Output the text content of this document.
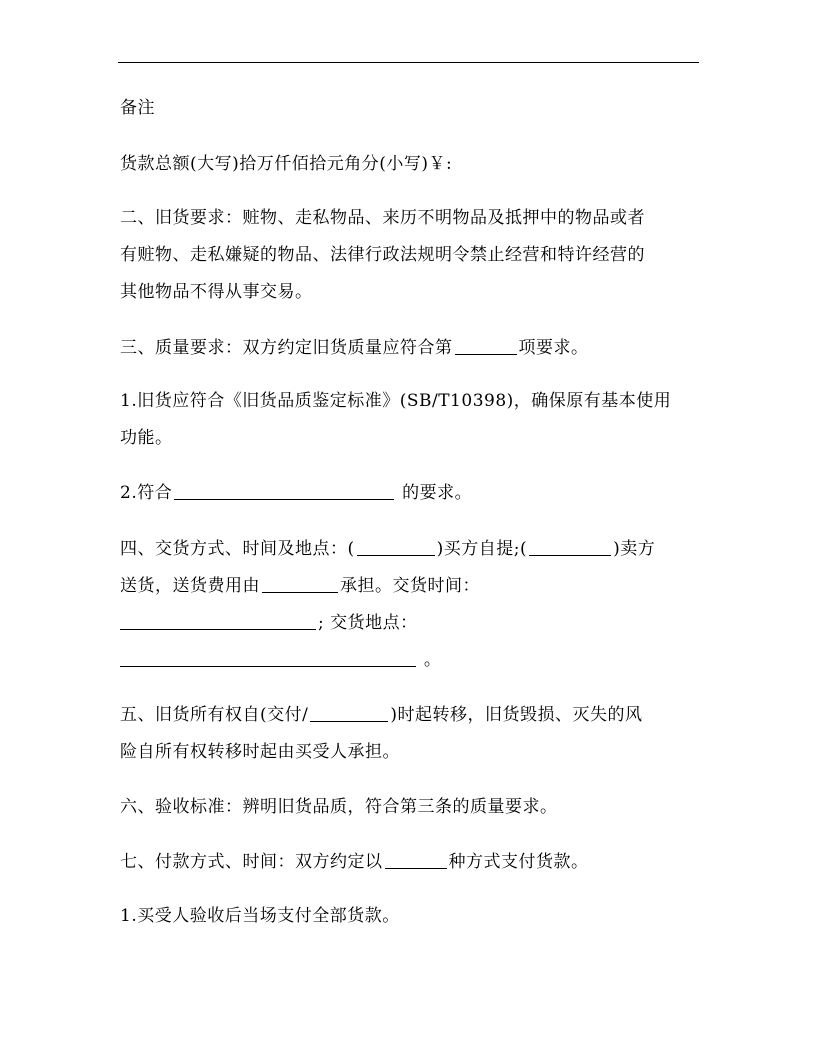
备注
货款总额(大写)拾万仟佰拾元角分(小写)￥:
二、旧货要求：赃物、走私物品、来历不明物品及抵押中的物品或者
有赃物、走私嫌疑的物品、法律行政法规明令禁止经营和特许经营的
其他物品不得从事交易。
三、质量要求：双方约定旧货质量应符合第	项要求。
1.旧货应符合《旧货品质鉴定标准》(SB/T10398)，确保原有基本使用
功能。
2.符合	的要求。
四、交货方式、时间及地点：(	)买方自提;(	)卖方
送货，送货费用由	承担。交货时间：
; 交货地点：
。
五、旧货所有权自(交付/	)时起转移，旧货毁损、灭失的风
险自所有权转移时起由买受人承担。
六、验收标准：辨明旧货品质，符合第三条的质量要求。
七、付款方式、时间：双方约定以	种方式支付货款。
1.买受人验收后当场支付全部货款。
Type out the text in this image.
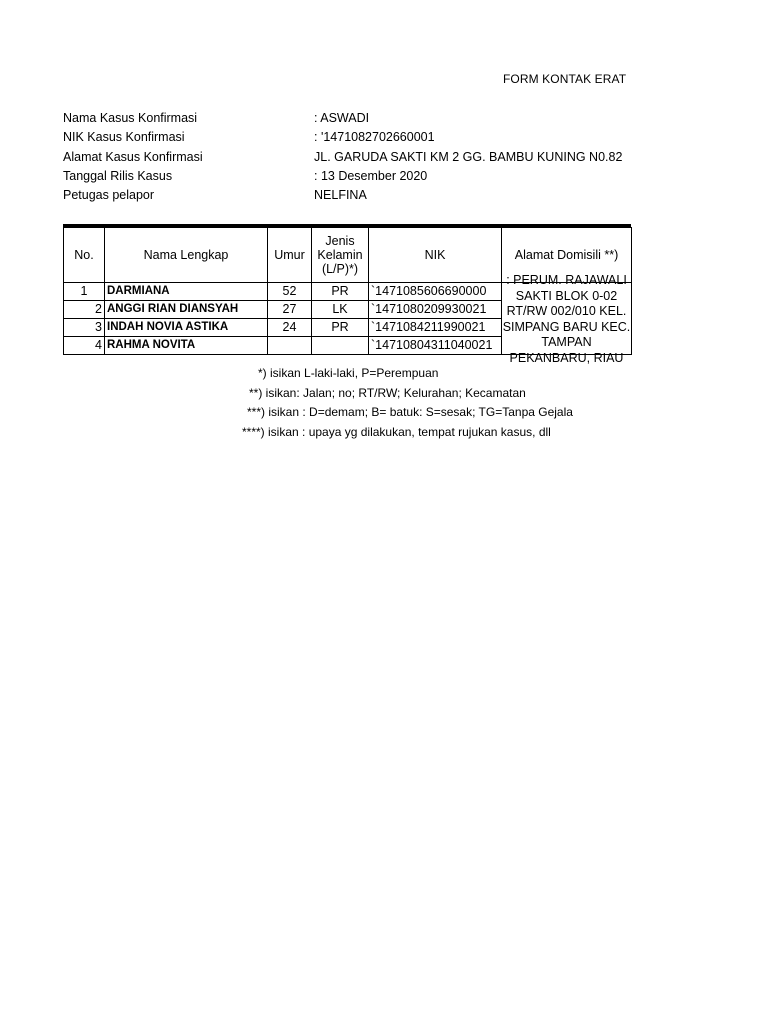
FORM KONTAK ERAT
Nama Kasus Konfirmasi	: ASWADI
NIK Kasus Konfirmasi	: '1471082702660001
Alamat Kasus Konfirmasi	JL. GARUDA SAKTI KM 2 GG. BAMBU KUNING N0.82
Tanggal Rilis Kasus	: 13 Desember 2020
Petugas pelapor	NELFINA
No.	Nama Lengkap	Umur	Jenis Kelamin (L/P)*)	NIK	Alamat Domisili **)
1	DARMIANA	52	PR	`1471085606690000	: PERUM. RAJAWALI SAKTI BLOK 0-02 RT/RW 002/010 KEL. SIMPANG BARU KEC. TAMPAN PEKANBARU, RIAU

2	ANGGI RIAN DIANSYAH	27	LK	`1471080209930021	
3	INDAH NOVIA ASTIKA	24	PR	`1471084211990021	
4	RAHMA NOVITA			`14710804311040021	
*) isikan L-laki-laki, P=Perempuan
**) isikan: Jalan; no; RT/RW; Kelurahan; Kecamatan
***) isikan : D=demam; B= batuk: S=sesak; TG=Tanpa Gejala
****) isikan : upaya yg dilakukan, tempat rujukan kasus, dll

────────────────

_GIVEN REQUEST_.
Only the lines from the line containing "Type out the text in this image." through the end of the data are to be reproduced, exactly and with both ends included; pictures are omitted.

_SOLVED EXERCISE_.
Type out the text in this image.
FORM KONTAK ERAT
Nama Kasus Konfirmasi	: ASWADI
NIK Kasus Konfirmasi	: '1471082702660001
Alamat Kasus Konfirmasi	JL. GARUDA SAKTI KM 2 GG. BAMBU KUNING N0.82
Tanggal Rilis Kasus	: 13 Desember 2020
Petugas pelapor	NELFINA
No.	Nama Lengkap	Umur	Jenis Kelamin (L/P)*)	NIK	Alamat Domisili **)
1	DARMIANA	52	PR	`1471085606690000	: PERUM. RAJAWALI SAKTI BLOK 0-02 RT/RW 002/010 KEL. SIMPANG BARU KEC. TAMPAN PEKANBARU, RIAU

2	ANGGI RIAN DIANSYAH	27	LK	`1471080209930021	
3	INDAH NOVIA ASTIKA	24	PR	`1471084211990021	
4	RAHMA NOVITA			`14710804311040021	
*) isikan L-laki-laki, P=Perempuan
**) isikan: Jalan; no; RT/RW; Kelurahan; Kecamatan
***) isikan : D=demam; B= batuk: S=sesak; TG=Tanpa Gejala
****) isikan : upaya yg dilakukan, tempat rujukan kasus, dll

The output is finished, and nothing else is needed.